SOURCE EXCERPT:
******************************

Skip to content

Second-Order Aggregations

What Are Second-Order Aggregations?

Second-order aggregations are aggregations of already-aggregated data, enabling multi-level feature engineering patterns in your data pipelines. While first-order aggregations compute statistics per entity (like user-level metrics from raw transactions), second-order aggregations aggregate those statistics to a higher level (like region-level averages from user-level metrics).

This powerful pattern enables hierarchical rollups, cross-time window analytics, comparative metrics, and distribution features that would be complex or inefficient to compute directly from raw data. For example, you might first aggregate transactions to compute each user's 30-day spending, then aggregate those user-level metrics to compute the average and standard deviation of spending across all users in a region.

Visual Concept

Raw Transaction Data
┌─────────────────────────────────────────┐
│ user_id │ date       │ amount │ region │
├─────────────────────────────────────────┤
│ 1       │ 2024-01-10 │ 100.00 │ US     │
│ 1       │ 2024-01-12 │  75.00 │ US     │
│ 2       │ 2024-01-11 │ 250.50 │ UK     │
│ 3       │ 2024-01-13 │ 500.00 │ US     │
└─────────────────────────────────────────┘
        First-Order Aggregation
        (User-level metrics)
┌──────────────────────────────────────────┐
│ user_id │ region │ total_spend_30d │ ... │
├──────────────────────────────────────────┤
│ 1       │ US     │ 175.00          │     │
│ 2       │ UK     │ 250.50          │     │
│ 3       │ US     │ 500.00          │     │
└──────────────────────────────────────────┘
        Second-Order Aggregation
        (Region-level metrics)
┌───────────────────────────────────────────────┐
│ region │ avg_user_spend │ stddev │ user_count │
├───────────────────────────────────────────────┤
│ US     │ 337.50         │ 162.63 │ 2          │
│ UK     │ 250.50         │ 0.00   │ 1          │
└───────────────────────────────────────────────┘

Use Cases

1. Hierarchical Rollups

Aggregate metrics across organizational or geographic hierarchies: - User → Store → Region → Country: Compute regional performance metrics from user-level features - Product → Category → Department: Roll up product features to higher-level groupings - Transaction → Customer → Merchant → Industry: Multi-level business intelligence

2. Cross-Time Windows

Aggregate daily metrics into longer time periods: - Daily → Weekly → Monthly: Aggregate daily transaction volumes to weekly patterns - Hourly → Daily → Weekly: Roll up time-series data to different granularities - Event-level → Session-level → User-level: Progressive aggregation of behavioral data

3. Comparative Analytics

Compare metrics across different time windows: - Recent vs Historical: Ratio of last 7 days to previous 30 days - Month-over-Month: Current month performance vs previous month - Seasonal Patterns: Compare current period to same period last year

4. Distribution Features

Calculate statistical distributions across entities: - Standard Deviation: Variability of user spending within regions - Percentiles: P95 response time across all services - Min/Max/Range: Distribution bounds for anomaly detection

YAML Definition

Here's a complete YAML example showing all major aggregation types:

kind: second_order_aggregation
name: region_user_metrics
description: "Aggregate user-level features to region level"

******************************

LISTED RECORDS:
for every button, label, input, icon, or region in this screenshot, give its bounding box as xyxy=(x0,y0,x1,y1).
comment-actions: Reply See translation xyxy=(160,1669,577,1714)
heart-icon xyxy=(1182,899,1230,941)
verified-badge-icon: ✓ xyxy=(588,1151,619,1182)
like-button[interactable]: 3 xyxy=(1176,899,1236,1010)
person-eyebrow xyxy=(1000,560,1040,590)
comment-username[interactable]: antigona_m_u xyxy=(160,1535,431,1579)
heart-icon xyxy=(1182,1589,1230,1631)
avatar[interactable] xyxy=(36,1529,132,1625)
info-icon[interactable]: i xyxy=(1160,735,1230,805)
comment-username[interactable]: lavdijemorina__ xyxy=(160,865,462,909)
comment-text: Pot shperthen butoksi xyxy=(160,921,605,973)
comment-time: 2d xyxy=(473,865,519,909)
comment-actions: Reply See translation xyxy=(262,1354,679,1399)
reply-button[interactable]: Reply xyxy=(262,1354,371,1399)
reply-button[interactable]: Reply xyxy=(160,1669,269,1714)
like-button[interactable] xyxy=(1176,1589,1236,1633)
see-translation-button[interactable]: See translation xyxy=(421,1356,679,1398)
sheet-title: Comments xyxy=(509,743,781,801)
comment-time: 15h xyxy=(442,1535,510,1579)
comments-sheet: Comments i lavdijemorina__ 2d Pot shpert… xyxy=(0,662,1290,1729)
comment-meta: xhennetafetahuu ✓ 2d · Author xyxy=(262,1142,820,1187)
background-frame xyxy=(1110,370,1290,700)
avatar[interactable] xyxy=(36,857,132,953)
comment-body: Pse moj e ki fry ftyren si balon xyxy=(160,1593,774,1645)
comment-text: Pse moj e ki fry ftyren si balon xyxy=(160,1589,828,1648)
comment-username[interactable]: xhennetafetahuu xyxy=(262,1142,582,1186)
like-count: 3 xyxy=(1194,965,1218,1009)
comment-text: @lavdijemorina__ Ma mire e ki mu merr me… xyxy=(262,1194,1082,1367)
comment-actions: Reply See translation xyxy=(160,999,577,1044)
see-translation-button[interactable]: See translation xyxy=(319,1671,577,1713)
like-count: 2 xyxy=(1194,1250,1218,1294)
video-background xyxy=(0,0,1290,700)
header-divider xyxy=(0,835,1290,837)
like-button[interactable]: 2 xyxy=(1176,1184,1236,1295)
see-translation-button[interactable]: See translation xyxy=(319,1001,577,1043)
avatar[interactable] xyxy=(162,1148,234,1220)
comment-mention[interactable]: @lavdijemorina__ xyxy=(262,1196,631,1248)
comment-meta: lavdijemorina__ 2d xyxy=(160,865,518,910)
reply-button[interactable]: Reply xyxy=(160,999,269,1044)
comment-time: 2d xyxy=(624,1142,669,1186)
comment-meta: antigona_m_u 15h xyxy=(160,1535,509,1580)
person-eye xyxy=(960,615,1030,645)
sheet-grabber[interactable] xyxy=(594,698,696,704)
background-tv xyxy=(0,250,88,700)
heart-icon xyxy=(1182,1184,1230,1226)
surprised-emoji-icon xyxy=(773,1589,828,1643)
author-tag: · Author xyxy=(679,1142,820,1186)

******************************

TASK DIRECTIONS: Continue the page on second-order aggregations from where it stops, starting after its last line.

FINAL ANSWER:
owner: "analytics-team"

# Entity ID for second-level grouping
id_col: region_id

# Date columns for time-based operations
feature_date_col: order_date
application_date_col: prediction_date  # Optional: for window calculations

# Reference to upstream first-order aggregation
source: aggregation.user_daily_features

# Feature specifications (dictionary format)
features:
  # Basic aggregation - count users per region
  total_users:
    basic: [count]
    source_feature: customer_id

  # Basic aggregation - mean and stddev
  avg_user_spend:
    basic: [mean, stddev]
    source_feature: spend_metrics_sum

  # Window aggregation - aggregate 7-day windows
  weekly_total:
    window: [7, 7]  # [lower_bound, upper_bound] in days
    basic: [sum]
    source_feature: daily_volume

  # Ratio aggregation - compare two time windows
  recent_vs_historical:
    ratio:
      numerator: [1, 7]    # Days 1-7
      denominator: [8, 30]  # Days 8-30
      aggs: [sum]
    source_feature: transaction_amount

  # Since (conditional) aggregation - count if condition is met
  high_value_users:
    since:
      condition: "total_spend > 1000"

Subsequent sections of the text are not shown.